▸ Arahan Singkat 1:
Jawablah pertanyaan berikut berdasarkan tulisan tentang selera estetik Bung Karno.
(a) Di media apa korespondensi Aminudin TH Siregar, Hendro Wiyanto, Yuswantoro Adi, dan Asmujo J Irianto dimuat?
(b) Siapa yang menyambung empat surat itu, dan lewat apa?
(c) Buku apa yang terbit pada tahun 2004 dari proyek penelitian koleksi Bung Karno?
▸ Arahan Singkat 2: Lanjutkan tulisan tentang selera estetik Bung Karno, dimulai sesudah kalimat terakhirnya.

▸ Teks Halaman:

Agus Dermawan T.

Selera Estetik Bung Besar

(Secarik Surat untuk Bro Hendro)

Oleh: Agus Dermawan T.

Kompas Minggu edisi 30/5/2021, 13/6/2021, 27/6/2021 dan 11 Juli 2021 memuat korespondensi Aminudin TH Siregar, Hendro Wiyanto, Yuswantoro Adi, dan Asmujo J Irianto. Empat surat itu lantas disambung oleh Hajriansyah lewat portal BWCF. Karena itu korespondensi, maka sah apabila isinya berupa curahan hati, rerasan (membicarakan orang lain), dan bahkan gerutu akibat sakit hati. 

Semua pasti mafhum, membaca rerasan dan gerutu dari “surat orang” adalah pekerjaan mengasyikkan. Apalagi jika yang disuratkan itu mengusik dan menyimpan kekeliruan. Suatu hal yang mendorong tangan untuk nebeng mengungkap tanggapan.  

Oleh karena kekeliruan itu ada beberapa, maka dalam surat ini saya ingin membahas satu saja. Yakni ketika Bro Hendro menulis bahwa : “…selera estetik Soekarno berhenti hanya sampai lukisan-lukisan Basoeki Abdullah…”

Dahulu kala saya pernah punya persepsi seperti itu. Tetapi berjalan bersama waktu, persepsi tersebut pelan-pelan luntur. Dan musnah ketika sejak 20 tahun silam saya dilibatkan dalam proyek penelitian koleksi Bung Karno (begitu saya seterusnya memanggil) di tujuh Istana Presiden, yang lalu diformulasi dalam buku Rumah Bangsa (2004), dan kemudian dalam 5 seri Singgahsana Seni yang semoga muncul tahun ini. Sebuah keterlibatan yang mengharuskan saya mendalami kosmologi seni rupa Bung Karno, lengkap dengan aspek selera visual dan selera konten yang mewarnai ribuan koleksinya. 

Untuk membuktikan kekeliruan Bro Hendro yang biasanya sangat cermat itu, yuk baca beberapa cerita faktual di bawah ini.

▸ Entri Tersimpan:
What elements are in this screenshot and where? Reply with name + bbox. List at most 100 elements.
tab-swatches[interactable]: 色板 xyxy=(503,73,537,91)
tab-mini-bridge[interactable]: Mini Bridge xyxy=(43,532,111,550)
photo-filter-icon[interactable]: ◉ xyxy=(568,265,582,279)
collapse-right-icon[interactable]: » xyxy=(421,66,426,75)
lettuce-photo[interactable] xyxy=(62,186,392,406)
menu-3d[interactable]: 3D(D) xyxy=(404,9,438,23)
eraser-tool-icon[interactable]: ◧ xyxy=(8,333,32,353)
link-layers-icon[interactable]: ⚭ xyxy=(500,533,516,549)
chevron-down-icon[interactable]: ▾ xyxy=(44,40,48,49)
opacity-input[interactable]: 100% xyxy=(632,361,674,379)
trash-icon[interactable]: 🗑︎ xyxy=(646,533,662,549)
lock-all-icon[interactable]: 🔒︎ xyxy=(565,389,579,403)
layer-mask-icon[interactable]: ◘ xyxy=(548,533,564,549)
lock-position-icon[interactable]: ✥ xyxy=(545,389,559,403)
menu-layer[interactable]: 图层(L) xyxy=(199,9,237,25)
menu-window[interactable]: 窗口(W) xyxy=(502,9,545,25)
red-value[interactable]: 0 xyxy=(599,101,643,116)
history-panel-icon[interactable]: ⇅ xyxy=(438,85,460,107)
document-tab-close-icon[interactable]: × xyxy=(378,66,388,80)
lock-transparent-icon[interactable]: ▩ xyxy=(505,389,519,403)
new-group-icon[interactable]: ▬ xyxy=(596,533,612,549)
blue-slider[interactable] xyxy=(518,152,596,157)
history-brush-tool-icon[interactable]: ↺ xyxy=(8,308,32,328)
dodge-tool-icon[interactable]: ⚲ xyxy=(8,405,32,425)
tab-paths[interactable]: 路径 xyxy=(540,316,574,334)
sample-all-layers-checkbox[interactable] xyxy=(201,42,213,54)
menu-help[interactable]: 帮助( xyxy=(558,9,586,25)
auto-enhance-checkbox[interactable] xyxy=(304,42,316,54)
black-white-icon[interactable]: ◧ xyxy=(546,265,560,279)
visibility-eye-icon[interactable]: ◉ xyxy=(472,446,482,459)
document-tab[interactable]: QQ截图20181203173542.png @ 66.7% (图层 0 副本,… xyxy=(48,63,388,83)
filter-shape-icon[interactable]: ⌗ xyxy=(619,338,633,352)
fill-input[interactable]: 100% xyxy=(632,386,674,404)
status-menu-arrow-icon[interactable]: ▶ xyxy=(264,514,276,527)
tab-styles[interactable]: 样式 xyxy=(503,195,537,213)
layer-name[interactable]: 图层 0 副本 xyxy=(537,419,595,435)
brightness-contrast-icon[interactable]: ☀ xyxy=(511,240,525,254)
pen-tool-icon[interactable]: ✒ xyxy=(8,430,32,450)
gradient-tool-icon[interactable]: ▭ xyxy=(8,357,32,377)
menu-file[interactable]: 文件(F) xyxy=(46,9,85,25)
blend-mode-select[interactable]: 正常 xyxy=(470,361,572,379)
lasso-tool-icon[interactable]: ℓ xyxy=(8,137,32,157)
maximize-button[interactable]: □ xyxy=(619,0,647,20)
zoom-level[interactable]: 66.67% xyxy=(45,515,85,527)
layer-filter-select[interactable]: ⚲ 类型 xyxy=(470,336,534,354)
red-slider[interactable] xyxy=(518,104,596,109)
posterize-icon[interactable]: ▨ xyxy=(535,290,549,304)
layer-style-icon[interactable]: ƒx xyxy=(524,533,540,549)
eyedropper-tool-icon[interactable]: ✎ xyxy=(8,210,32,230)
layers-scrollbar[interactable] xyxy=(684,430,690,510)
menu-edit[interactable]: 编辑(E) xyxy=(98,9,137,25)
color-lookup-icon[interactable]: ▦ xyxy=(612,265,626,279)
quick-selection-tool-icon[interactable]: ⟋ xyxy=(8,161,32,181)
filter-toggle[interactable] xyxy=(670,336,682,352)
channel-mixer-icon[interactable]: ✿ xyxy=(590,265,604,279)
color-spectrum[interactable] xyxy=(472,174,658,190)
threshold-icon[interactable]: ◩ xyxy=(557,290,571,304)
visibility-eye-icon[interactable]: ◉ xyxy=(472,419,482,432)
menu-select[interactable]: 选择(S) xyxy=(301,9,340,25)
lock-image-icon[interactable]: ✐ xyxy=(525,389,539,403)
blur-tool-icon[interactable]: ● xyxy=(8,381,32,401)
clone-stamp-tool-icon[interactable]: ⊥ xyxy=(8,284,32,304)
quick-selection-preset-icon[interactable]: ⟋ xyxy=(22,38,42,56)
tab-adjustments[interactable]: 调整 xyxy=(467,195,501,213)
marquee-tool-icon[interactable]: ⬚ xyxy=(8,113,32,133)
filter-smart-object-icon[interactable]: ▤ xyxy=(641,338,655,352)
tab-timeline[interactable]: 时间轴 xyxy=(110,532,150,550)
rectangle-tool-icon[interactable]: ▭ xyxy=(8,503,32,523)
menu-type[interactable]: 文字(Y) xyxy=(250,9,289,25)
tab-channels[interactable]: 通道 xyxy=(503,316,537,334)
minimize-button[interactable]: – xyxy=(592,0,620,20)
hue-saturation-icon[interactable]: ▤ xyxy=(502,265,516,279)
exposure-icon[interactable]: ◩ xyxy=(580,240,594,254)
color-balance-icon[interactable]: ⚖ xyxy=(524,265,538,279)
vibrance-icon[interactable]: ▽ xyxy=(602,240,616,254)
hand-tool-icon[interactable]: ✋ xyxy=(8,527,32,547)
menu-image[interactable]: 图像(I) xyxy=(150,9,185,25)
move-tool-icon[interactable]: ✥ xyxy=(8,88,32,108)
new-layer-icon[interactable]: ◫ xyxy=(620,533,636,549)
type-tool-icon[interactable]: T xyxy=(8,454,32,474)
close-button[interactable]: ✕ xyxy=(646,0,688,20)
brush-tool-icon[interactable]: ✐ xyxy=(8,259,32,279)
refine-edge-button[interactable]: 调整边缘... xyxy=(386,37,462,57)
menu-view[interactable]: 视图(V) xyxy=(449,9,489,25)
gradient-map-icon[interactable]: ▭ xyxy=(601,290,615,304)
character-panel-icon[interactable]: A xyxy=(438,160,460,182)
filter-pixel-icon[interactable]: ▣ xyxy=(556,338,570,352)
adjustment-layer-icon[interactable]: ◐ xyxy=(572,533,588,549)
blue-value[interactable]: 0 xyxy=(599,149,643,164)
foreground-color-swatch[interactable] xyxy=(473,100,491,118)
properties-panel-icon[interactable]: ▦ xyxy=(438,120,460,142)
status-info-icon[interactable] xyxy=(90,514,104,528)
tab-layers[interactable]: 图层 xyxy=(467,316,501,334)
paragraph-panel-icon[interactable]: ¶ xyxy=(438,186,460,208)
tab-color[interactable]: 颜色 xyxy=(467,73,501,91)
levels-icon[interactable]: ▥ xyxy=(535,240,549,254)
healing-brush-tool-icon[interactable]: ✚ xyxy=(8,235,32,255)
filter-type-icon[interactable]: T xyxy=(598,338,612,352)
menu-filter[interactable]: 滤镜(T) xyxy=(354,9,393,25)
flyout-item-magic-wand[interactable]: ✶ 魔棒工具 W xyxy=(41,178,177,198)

▸ Jawaban Latihan 1:
(a) Korespondensi itu dimuat di Kompas Minggu.
(b) Empat surat itu disambung oleh Hajriansyah lewat portal BWCF.
(c) Buku yang terbit pada tahun 2004 adalah Rumah Bangsa.

▸ Jawaban Latihan 2:
Pada tahun 1957, tanggal 9 dan 10 Februari, Claire Holt, peneliti seni dari Cornell University, Amerika Serikat, berkunjung ke istana-istana Presiden untuk mengamati koleksi. Kunjungan itu berkait dengan hasratnya menulis buku Art in Indonesia: Continuities and Change. Dalam kunjungan itu ia berdialog dengan Sukarno. Dalam catatannya Holt memberi kesan bahwa koleksi Bung Karno sangatlah beragam. Di Istana Merdeka ia melihat lukisan Henk Ngantung, Affandi, Kartono Yudhokusumo, Sudjana Kerton sampai Mochtar Apin. Di Istana Negara ia melihat lukisan Abdullah Suriosubroto, Surono dan Soedibio. Di Istana Bogor ia bertemu dengan karya Antonio Blanco sampai Giovanetti. Juga “lukisan Jawa”, yang oleh Holt diasumsikan sebagai junjungan Bung Karno atas Ki Hadjar Dewantara.

Atas keberbagaian gaya itu Holt lantas bertanya kepada Bung Karno, mana lukisan yang paling disukai. Bung Karno dengan cepat menunjuk karya Roland Strasser, “Bebotoh dengan Ayam Jagonya”. Siapa pun tahu, bahwa karya Strasser yang ekspresif, kasar, berwarna kelam dengan jejak vibrasi vitae itu sangat berbeda karakter dengan lukisan Basoeki Abdullah yang lembut, “awam” dan memanjakan mata. Catatan pribadi Holt itu pernah dipajang di Galeri Nasional, Jakarta, bersamaan dengan pameran koleksi Istana Presiden “17:71 – Goresan Juang Kemerdekaan”, Agustus 2016.

Lukisan Roland Strasser

Lukisan Roland Strasser, “Bebotoh dan Ayam Jagonya”. Lukisan kesayangan Bung Karno (Foto: Arsip Agus Dermawan T.)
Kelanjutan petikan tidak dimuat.